## EXERCISE
How many of the lines contain the string "arcsec"? Give the number, with no other words.

[Dataset rows about figures]
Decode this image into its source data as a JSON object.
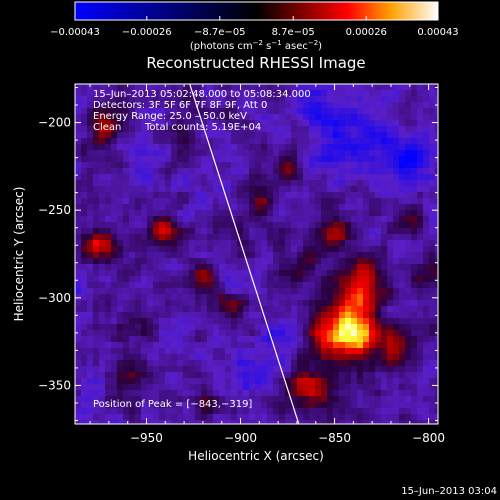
{
  "chart_data": {
    "type": "heatmap",
    "title": "Reconstructed RHESSI Image",
    "xlabel": "Heliocentric X (arcsec)",
    "ylabel": "Heliocentric Y (arcsec)",
    "xlim": [
      -988,
      -795
    ],
    "ylim": [
      -372,
      -178
    ],
    "x_ticks": [
      -950,
      -900,
      -850,
      -800
    ],
    "x_tick_labels": [
      "−950",
      "−900",
      "−850",
      "−800"
    ],
    "y_ticks": [
      -350,
      -300,
      -250,
      -200
    ],
    "y_tick_labels": [
      "−350",
      "−300",
      "−250",
      "−200"
    ],
    "colorbar": {
      "range": [
        -0.00043,
        0.00043
      ],
      "tick_values": [
        -0.00043,
        -0.00026,
        -8.7e-05,
        8.7e-05,
        0.00026,
        0.00043
      ],
      "tick_labels": [
        "−0.00043",
        "−0.00026",
        "−8.7e−05",
        "8.7e−05",
        "0.00026",
        "0.00043"
      ],
      "units_prefix": "(photons cm",
      "units_exp1": "−2",
      "units_mid": " s",
      "units_exp2": "−1",
      "units_mid2": " asec",
      "units_exp3": "−2",
      "units_suffix": ")",
      "colors": [
        "#0000ff",
        "#000000",
        "#ff0000",
        "#ffffff"
      ]
    },
    "annotations": {
      "time_range": "15–Jun–2013 05:02:48.000 to 05:08:34.000",
      "detectors": "Detectors: 3F 5F 6F 7F 8F 9F, Att 0",
      "energy": "Energy Range: 25.0 – 50.0 keV",
      "clean": "Clean",
      "counts": "Total counts: 5.19E+04",
      "peak": "Position of Peak = [−843,−319]"
    },
    "limb_line": {
      "x": [
        -927,
        -869
      ],
      "y": [
        -178,
        -372
      ],
      "color": "#ffffff"
    },
    "sources": [
      {
        "x": -843,
        "y": -319,
        "amplitude": 1.0,
        "sigma": 12
      },
      {
        "x": -836,
        "y": -290,
        "amplitude": 0.6,
        "sigma": 9
      },
      {
        "x": -851,
        "y": -262,
        "amplitude": 0.45,
        "sigma": 8
      },
      {
        "x": -817,
        "y": -330,
        "amplitude": 0.45,
        "sigma": 8
      },
      {
        "x": -862,
        "y": -352,
        "amplitude": 0.55,
        "sigma": 9
      },
      {
        "x": -920,
        "y": -288,
        "amplitude": 0.55,
        "sigma": 6
      },
      {
        "x": -905,
        "y": -305,
        "amplitude": 0.3,
        "sigma": 6
      },
      {
        "x": -970,
        "y": -200,
        "amplitude": 0.45,
        "sigma": 7
      },
      {
        "x": -975,
        "y": -270,
        "amplitude": 0.5,
        "sigma": 7
      },
      {
        "x": -940,
        "y": -262,
        "amplitude": 0.45,
        "sigma": 6
      },
      {
        "x": -890,
        "y": -245,
        "amplitude": 0.45,
        "sigma": 6
      },
      {
        "x": -875,
        "y": -225,
        "amplitude": 0.35,
        "sigma": 6
      },
      {
        "x": -868,
        "y": -282,
        "amplitude": 0.35,
        "sigma": 6
      },
      {
        "x": -955,
        "y": -315,
        "amplitude": 0.3,
        "sigma": 6
      },
      {
        "x": -960,
        "y": -345,
        "amplitude": 0.3,
        "sigma": 6
      },
      {
        "x": -810,
        "y": -255,
        "amplitude": 0.3,
        "sigma": 6
      },
      {
        "x": -800,
        "y": -290,
        "amplitude": 0.3,
        "sigma": 6
      },
      {
        "x": -915,
        "y": -360,
        "amplitude": 0.25,
        "sigma": 6
      },
      {
        "x": -930,
        "y": -210,
        "amplitude": 0.25,
        "sigma": 6
      },
      {
        "x": -840,
        "y": -210,
        "amplitude": -0.35,
        "sigma": 14
      },
      {
        "x": -812,
        "y": -225,
        "amplitude": -0.35,
        "sigma": 10
      },
      {
        "x": -860,
        "y": -190,
        "amplitude": -0.25,
        "sigma": 9
      },
      {
        "x": -900,
        "y": -340,
        "amplitude": -0.15,
        "sigma": 10
      },
      {
        "x": -880,
        "y": -320,
        "amplitude": -0.12,
        "sigma": 8
      }
    ],
    "noise_amplitude": 0.16,
    "noise_seed": 7
  },
  "footer": {
    "timestamp": "15–Jun–2013 03:04"
  }
}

## TASK RESULT
2